Extracts from a graphics dataset
_____

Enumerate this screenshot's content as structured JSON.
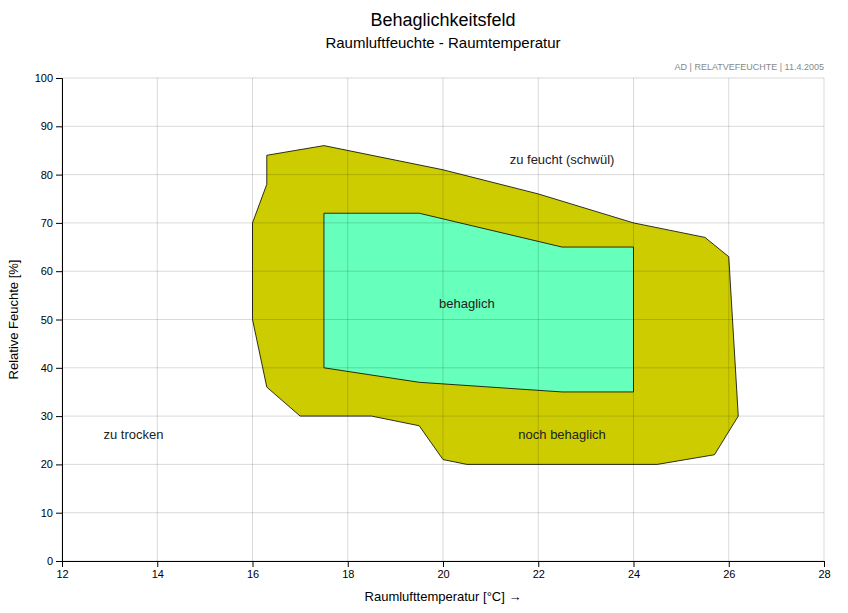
{
  "chart_data": {
    "type": "polygon",
    "title": "Behaglichkeitsfeld",
    "subtitle": "Raumluftfeuchte - Raumtemperatur",
    "xlabel": "Raumlufttemperatur [°C]   →",
    "ylabel": "Relative Feuchte [%]",
    "xlim": [
      12,
      28
    ],
    "ylim": [
      0,
      100
    ],
    "xticks": [
      12,
      14,
      16,
      18,
      20,
      22,
      24,
      26,
      28
    ],
    "yticks": [
      0,
      10,
      20,
      30,
      40,
      50,
      60,
      70,
      80,
      90,
      100
    ],
    "grid": true,
    "series": [
      {
        "color": "#CCCC00",
        "x": [
          16.3,
          17.5,
          20.0,
          22.0,
          24.0,
          25.5,
          26.0,
          26.2,
          25.7,
          24.5,
          22.5,
          20.5,
          20.0,
          19.5,
          18.5,
          17.0,
          16.3,
          16.0,
          16.0,
          16.3,
          16.3
        ],
        "values": [
          84,
          86,
          81,
          76,
          70,
          67,
          63,
          30,
          22,
          20,
          20,
          20,
          21,
          28,
          30,
          30,
          36,
          50,
          70,
          78,
          84
        ]
      },
      {
        "color": "#66FFBB",
        "x": [
          17.5,
          19.5,
          22.5,
          24.0,
          24.0,
          22.5,
          19.5,
          17.5,
          17.5
        ],
        "values": [
          72,
          72,
          65,
          65,
          35,
          35,
          37,
          40,
          72
        ]
      }
    ],
    "annotations": [
      {
        "text": "zu feucht (schwül)",
        "x": 22.5,
        "y": 83
      },
      {
        "text": "behaglich",
        "x": 20.5,
        "y": 53
      },
      {
        "text": "noch behaglich",
        "x": 22.5,
        "y": 26
      },
      {
        "text": "zu trocken",
        "x": 13.5,
        "y": 26
      },
      {
        "text": "AD | RELATVEFEUCHTE | 11.4.2005"
      }
    ]
  }
}
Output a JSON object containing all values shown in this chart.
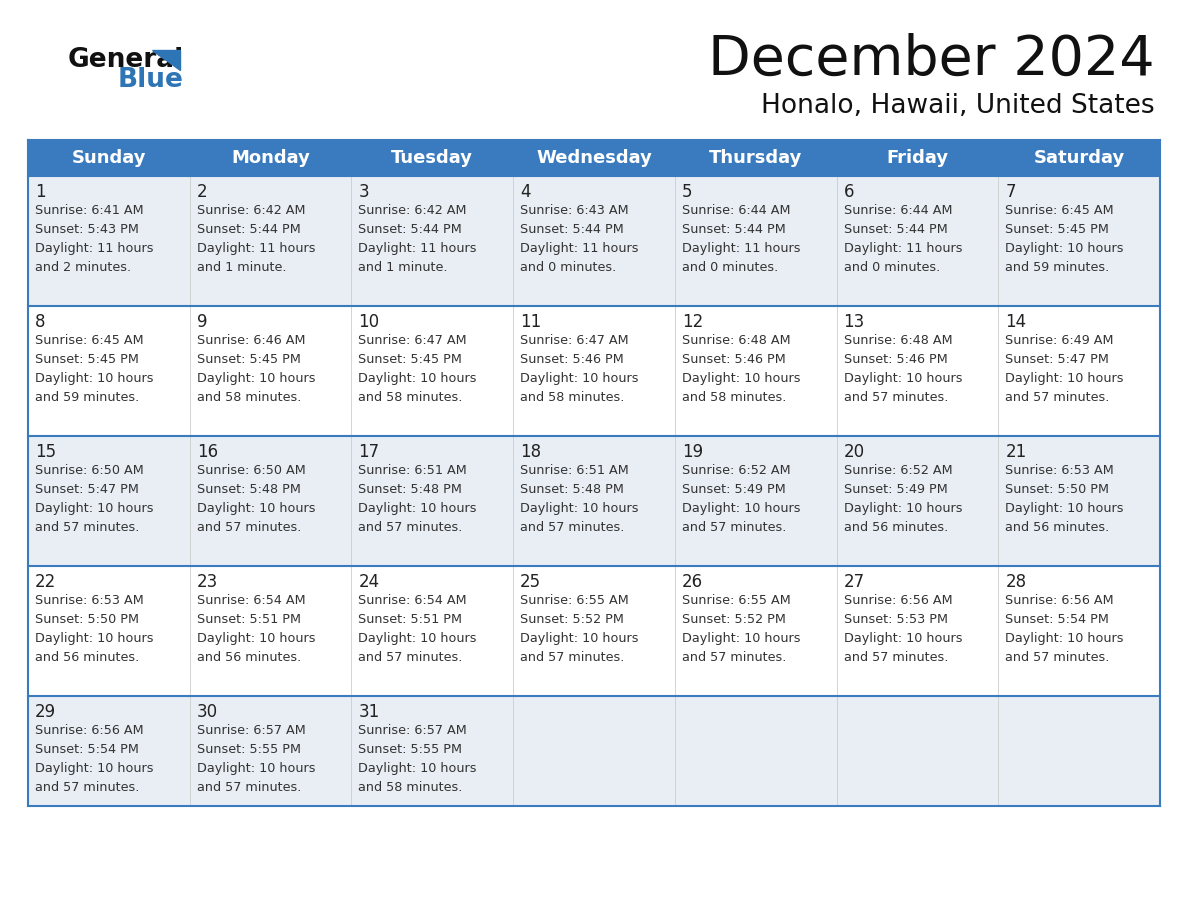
{
  "title": "December 2024",
  "subtitle": "Honalo, Hawaii, United States",
  "days_of_week": [
    "Sunday",
    "Monday",
    "Tuesday",
    "Wednesday",
    "Thursday",
    "Friday",
    "Saturday"
  ],
  "header_bg_color": "#3a7bbf",
  "header_text_color": "#ffffff",
  "cell_bg_light": "#e8eef4",
  "cell_bg_white": "#ffffff",
  "border_color": "#3a7bbf",
  "day_number_color": "#222222",
  "text_color": "#333333",
  "title_color": "#111111",
  "subtitle_color": "#111111",
  "logo_general_color": "#111111",
  "logo_blue_color": "#2e75b6",
  "calendar_data": [
    [
      {
        "day": 1,
        "sunrise": "6:41 AM",
        "sunset": "5:43 PM",
        "daylight_hours": 11,
        "daylight_minutes": 2
      },
      {
        "day": 2,
        "sunrise": "6:42 AM",
        "sunset": "5:44 PM",
        "daylight_hours": 11,
        "daylight_minutes": 1
      },
      {
        "day": 3,
        "sunrise": "6:42 AM",
        "sunset": "5:44 PM",
        "daylight_hours": 11,
        "daylight_minutes": 1
      },
      {
        "day": 4,
        "sunrise": "6:43 AM",
        "sunset": "5:44 PM",
        "daylight_hours": 11,
        "daylight_minutes": 0
      },
      {
        "day": 5,
        "sunrise": "6:44 AM",
        "sunset": "5:44 PM",
        "daylight_hours": 11,
        "daylight_minutes": 0
      },
      {
        "day": 6,
        "sunrise": "6:44 AM",
        "sunset": "5:44 PM",
        "daylight_hours": 11,
        "daylight_minutes": 0
      },
      {
        "day": 7,
        "sunrise": "6:45 AM",
        "sunset": "5:45 PM",
        "daylight_hours": 10,
        "daylight_minutes": 59
      }
    ],
    [
      {
        "day": 8,
        "sunrise": "6:45 AM",
        "sunset": "5:45 PM",
        "daylight_hours": 10,
        "daylight_minutes": 59
      },
      {
        "day": 9,
        "sunrise": "6:46 AM",
        "sunset": "5:45 PM",
        "daylight_hours": 10,
        "daylight_minutes": 58
      },
      {
        "day": 10,
        "sunrise": "6:47 AM",
        "sunset": "5:45 PM",
        "daylight_hours": 10,
        "daylight_minutes": 58
      },
      {
        "day": 11,
        "sunrise": "6:47 AM",
        "sunset": "5:46 PM",
        "daylight_hours": 10,
        "daylight_minutes": 58
      },
      {
        "day": 12,
        "sunrise": "6:48 AM",
        "sunset": "5:46 PM",
        "daylight_hours": 10,
        "daylight_minutes": 58
      },
      {
        "day": 13,
        "sunrise": "6:48 AM",
        "sunset": "5:46 PM",
        "daylight_hours": 10,
        "daylight_minutes": 57
      },
      {
        "day": 14,
        "sunrise": "6:49 AM",
        "sunset": "5:47 PM",
        "daylight_hours": 10,
        "daylight_minutes": 57
      }
    ],
    [
      {
        "day": 15,
        "sunrise": "6:50 AM",
        "sunset": "5:47 PM",
        "daylight_hours": 10,
        "daylight_minutes": 57
      },
      {
        "day": 16,
        "sunrise": "6:50 AM",
        "sunset": "5:48 PM",
        "daylight_hours": 10,
        "daylight_minutes": 57
      },
      {
        "day": 17,
        "sunrise": "6:51 AM",
        "sunset": "5:48 PM",
        "daylight_hours": 10,
        "daylight_minutes": 57
      },
      {
        "day": 18,
        "sunrise": "6:51 AM",
        "sunset": "5:48 PM",
        "daylight_hours": 10,
        "daylight_minutes": 57
      },
      {
        "day": 19,
        "sunrise": "6:52 AM",
        "sunset": "5:49 PM",
        "daylight_hours": 10,
        "daylight_minutes": 57
      },
      {
        "day": 20,
        "sunrise": "6:52 AM",
        "sunset": "5:49 PM",
        "daylight_hours": 10,
        "daylight_minutes": 56
      },
      {
        "day": 21,
        "sunrise": "6:53 AM",
        "sunset": "5:50 PM",
        "daylight_hours": 10,
        "daylight_minutes": 56
      }
    ],
    [
      {
        "day": 22,
        "sunrise": "6:53 AM",
        "sunset": "5:50 PM",
        "daylight_hours": 10,
        "daylight_minutes": 56
      },
      {
        "day": 23,
        "sunrise": "6:54 AM",
        "sunset": "5:51 PM",
        "daylight_hours": 10,
        "daylight_minutes": 56
      },
      {
        "day": 24,
        "sunrise": "6:54 AM",
        "sunset": "5:51 PM",
        "daylight_hours": 10,
        "daylight_minutes": 57
      },
      {
        "day": 25,
        "sunrise": "6:55 AM",
        "sunset": "5:52 PM",
        "daylight_hours": 10,
        "daylight_minutes": 57
      },
      {
        "day": 26,
        "sunrise": "6:55 AM",
        "sunset": "5:52 PM",
        "daylight_hours": 10,
        "daylight_minutes": 57
      },
      {
        "day": 27,
        "sunrise": "6:56 AM",
        "sunset": "5:53 PM",
        "daylight_hours": 10,
        "daylight_minutes": 57
      },
      {
        "day": 28,
        "sunrise": "6:56 AM",
        "sunset": "5:54 PM",
        "daylight_hours": 10,
        "daylight_minutes": 57
      }
    ],
    [
      {
        "day": 29,
        "sunrise": "6:56 AM",
        "sunset": "5:54 PM",
        "daylight_hours": 10,
        "daylight_minutes": 57
      },
      {
        "day": 30,
        "sunrise": "6:57 AM",
        "sunset": "5:55 PM",
        "daylight_hours": 10,
        "daylight_minutes": 57
      },
      {
        "day": 31,
        "sunrise": "6:57 AM",
        "sunset": "5:55 PM",
        "daylight_hours": 10,
        "daylight_minutes": 58
      },
      null,
      null,
      null,
      null
    ]
  ]
}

_____

TASK TO COMPLETE
A single figure is required: the number of lines above in which the word "JSON" occurs.

THE SOLUTION
2